## RECORDS SUPPLIED

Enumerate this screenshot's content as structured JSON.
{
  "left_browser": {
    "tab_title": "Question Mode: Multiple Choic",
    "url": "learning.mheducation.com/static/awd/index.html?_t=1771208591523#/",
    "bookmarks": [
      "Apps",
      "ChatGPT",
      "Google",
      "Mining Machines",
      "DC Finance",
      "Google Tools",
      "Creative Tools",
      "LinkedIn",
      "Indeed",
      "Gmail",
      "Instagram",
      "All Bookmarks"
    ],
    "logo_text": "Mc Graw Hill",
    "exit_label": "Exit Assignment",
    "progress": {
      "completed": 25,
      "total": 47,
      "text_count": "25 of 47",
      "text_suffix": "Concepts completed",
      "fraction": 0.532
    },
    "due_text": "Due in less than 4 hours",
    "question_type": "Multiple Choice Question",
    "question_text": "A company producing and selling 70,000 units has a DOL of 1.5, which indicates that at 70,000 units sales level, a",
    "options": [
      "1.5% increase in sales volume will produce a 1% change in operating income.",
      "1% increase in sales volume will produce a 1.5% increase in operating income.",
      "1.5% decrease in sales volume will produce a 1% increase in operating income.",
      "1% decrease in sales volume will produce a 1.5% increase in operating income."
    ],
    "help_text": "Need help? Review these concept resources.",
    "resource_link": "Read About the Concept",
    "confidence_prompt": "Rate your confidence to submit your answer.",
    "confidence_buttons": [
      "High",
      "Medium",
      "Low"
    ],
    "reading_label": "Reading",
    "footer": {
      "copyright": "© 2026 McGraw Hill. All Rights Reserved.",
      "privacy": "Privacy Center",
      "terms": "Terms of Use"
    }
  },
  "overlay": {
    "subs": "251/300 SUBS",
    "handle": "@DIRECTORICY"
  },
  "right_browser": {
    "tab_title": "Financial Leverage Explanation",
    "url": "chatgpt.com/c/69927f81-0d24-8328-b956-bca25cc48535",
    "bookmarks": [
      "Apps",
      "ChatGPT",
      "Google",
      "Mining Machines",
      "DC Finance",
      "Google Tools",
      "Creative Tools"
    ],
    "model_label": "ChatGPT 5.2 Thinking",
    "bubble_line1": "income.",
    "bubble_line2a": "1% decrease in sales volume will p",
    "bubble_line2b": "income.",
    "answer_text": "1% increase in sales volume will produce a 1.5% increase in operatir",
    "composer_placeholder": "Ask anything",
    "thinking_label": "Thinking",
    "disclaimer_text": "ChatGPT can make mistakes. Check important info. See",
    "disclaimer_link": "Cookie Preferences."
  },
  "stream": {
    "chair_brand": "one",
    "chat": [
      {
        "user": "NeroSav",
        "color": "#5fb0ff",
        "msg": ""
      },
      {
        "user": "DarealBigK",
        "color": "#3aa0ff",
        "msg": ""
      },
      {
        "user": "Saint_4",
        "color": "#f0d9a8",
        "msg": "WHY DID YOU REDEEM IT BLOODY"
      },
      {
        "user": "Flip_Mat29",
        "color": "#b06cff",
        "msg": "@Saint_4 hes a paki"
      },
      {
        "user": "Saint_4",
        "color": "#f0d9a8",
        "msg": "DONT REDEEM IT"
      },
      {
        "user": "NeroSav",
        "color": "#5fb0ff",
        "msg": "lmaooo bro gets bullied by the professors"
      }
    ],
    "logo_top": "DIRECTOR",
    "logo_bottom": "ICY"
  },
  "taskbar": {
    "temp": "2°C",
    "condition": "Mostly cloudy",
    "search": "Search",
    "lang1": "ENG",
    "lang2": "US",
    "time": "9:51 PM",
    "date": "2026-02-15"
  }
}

## STATED GOAL
Every entry should be printed again exactly as written.

## CORRECT RESULT
Enumerate this screenshot's content as structured JSON.
{
  "left_browser": {
    "tab_title": "Question Mode: Multiple Choic",
    "url": "learning.mheducation.com/static/awd/index.html?_t=1771208591523#/",
    "bookmarks": [
      "Apps",
      "ChatGPT",
      "Google",
      "Mining Machines",
      "DC Finance",
      "Google Tools",
      "Creative Tools",
      "LinkedIn",
      "Indeed",
      "Gmail",
      "Instagram",
      "All Bookmarks"
    ],
    "logo_text": "Mc Graw Hill",
    "exit_label": "Exit Assignment",
    "progress": {
      "completed": 25,
      "total": 47,
      "text_count": "25 of 47",
      "text_suffix": "Concepts completed",
      "fraction": 0.532
    },
    "due_text": "Due in less than 4 hours",
    "question_type": "Multiple Choice Question",
    "question_text": "A company producing and selling 70,000 units has a DOL of 1.5, which indicates that at 70,000 units sales level, a",
    "options": [
      "1.5% increase in sales volume will produce a 1% change in operating income.",
      "1% increase in sales volume will produce a 1.5% increase in operating income.",
      "1.5% decrease in sales volume will produce a 1% increase in operating income.",
      "1% decrease in sales volume will produce a 1.5% increase in operating income."
    ],
    "help_text": "Need help? Review these concept resources.",
    "resource_link": "Read About the Concept",
    "confidence_prompt": "Rate your confidence to submit your answer.",
    "confidence_buttons": [
      "High",
      "Medium",
      "Low"
    ],
    "reading_label": "Reading",
    "footer": {
      "copyright": "© 2026 McGraw Hill. All Rights Reserved.",
      "privacy": "Privacy Center",
      "terms": "Terms of Use"
    }
  },
  "overlay": {
    "subs": "251/300 SUBS",
    "handle": "@DIRECTORICY"
  },
  "right_browser": {
    "tab_title": "Financial Leverage Explanation",
    "url": "chatgpt.com/c/69927f81-0d24-8328-b956-bca25cc48535",
    "bookmarks": [
      "Apps",
      "ChatGPT",
      "Google",
      "Mining Machines",
      "DC Finance",
      "Google Tools",
      "Creative Tools"
    ],
    "model_label": "ChatGPT 5.2 Thinking",
    "bubble_line1": "income.",
    "bubble_line2a": "1% decrease in sales volume will p",
    "bubble_line2b": "income.",
    "answer_text": "1% increase in sales volume will produce a 1.5% increase in operatir",
    "composer_placeholder": "Ask anything",
    "thinking_label": "Thinking",
    "disclaimer_text": "ChatGPT can make mistakes. Check important info. See",
    "disclaimer_link": "Cookie Preferences."
  },
  "stream": {
    "chair_brand": "one",
    "chat": [
      {
        "user": "NeroSav",
        "color": "#5fb0ff",
        "msg": ""
      },
      {
        "user": "DarealBigK",
        "color": "#3aa0ff",
        "msg": ""
      },
      {
        "user": "Saint_4",
        "color": "#f0d9a8",
        "msg": "WHY DID YOU REDEEM IT BLOODY"
      },
      {
        "user": "Flip_Mat29",
        "color": "#b06cff",
        "msg": "@Saint_4 hes a paki"
      },
      {
        "user": "Saint_4",
        "color": "#f0d9a8",
        "msg": "DONT REDEEM IT"
      },
      {
        "user": "NeroSav",
        "color": "#5fb0ff",
        "msg": "lmaooo bro gets bullied by the professors"
      }
    ],
    "logo_top": "DIRECTOR",
    "logo_bottom": "ICY"
  },
  "taskbar": {
    "temp": "2°C",
    "condition": "Mostly cloudy",
    "search": "Search",
    "lang1": "ENG",
    "lang2": "US",
    "time": "9:51 PM",
    "date": "2026-02-15"
  }
}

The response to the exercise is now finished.